* **EXERCISE BRIEF**
Work out the number of lines containing "JSON". Give that number alone.

* **DATASET**
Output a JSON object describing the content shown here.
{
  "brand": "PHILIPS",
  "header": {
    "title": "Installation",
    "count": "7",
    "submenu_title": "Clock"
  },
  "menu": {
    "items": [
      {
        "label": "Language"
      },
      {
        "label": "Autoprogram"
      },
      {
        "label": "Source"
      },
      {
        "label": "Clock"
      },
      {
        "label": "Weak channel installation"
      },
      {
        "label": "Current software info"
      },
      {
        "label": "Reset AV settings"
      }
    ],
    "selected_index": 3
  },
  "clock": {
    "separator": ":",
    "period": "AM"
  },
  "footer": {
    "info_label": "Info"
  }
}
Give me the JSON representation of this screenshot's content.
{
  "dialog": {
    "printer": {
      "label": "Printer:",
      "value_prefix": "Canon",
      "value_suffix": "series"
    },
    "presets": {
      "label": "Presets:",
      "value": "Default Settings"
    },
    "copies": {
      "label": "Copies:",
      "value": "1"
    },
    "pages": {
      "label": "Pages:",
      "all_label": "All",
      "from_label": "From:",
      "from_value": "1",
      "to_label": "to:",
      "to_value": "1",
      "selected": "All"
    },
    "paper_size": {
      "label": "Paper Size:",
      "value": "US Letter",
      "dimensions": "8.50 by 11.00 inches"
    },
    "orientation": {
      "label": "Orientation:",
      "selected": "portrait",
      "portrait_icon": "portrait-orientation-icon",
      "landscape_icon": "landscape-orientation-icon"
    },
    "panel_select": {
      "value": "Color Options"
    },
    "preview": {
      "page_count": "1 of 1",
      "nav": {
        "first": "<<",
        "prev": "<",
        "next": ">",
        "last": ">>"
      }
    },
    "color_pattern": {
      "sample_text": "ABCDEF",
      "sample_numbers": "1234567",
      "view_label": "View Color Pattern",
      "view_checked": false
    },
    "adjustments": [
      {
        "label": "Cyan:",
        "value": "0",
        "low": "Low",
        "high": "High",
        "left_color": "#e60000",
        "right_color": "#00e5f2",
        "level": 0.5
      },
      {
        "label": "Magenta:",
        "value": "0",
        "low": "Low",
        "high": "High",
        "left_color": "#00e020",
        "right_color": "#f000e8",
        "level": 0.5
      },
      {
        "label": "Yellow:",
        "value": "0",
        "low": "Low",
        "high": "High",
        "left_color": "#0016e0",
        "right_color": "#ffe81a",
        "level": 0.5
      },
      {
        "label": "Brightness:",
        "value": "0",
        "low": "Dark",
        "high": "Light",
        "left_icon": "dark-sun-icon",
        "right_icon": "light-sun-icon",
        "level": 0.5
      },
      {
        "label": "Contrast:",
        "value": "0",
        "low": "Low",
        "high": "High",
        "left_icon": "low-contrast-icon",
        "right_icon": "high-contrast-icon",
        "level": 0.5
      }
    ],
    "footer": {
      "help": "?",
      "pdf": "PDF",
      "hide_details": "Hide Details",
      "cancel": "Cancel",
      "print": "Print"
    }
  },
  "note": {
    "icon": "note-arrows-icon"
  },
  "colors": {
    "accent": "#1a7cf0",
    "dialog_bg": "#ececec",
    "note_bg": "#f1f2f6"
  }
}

* **ANSWER TO THE PROBLEM**
2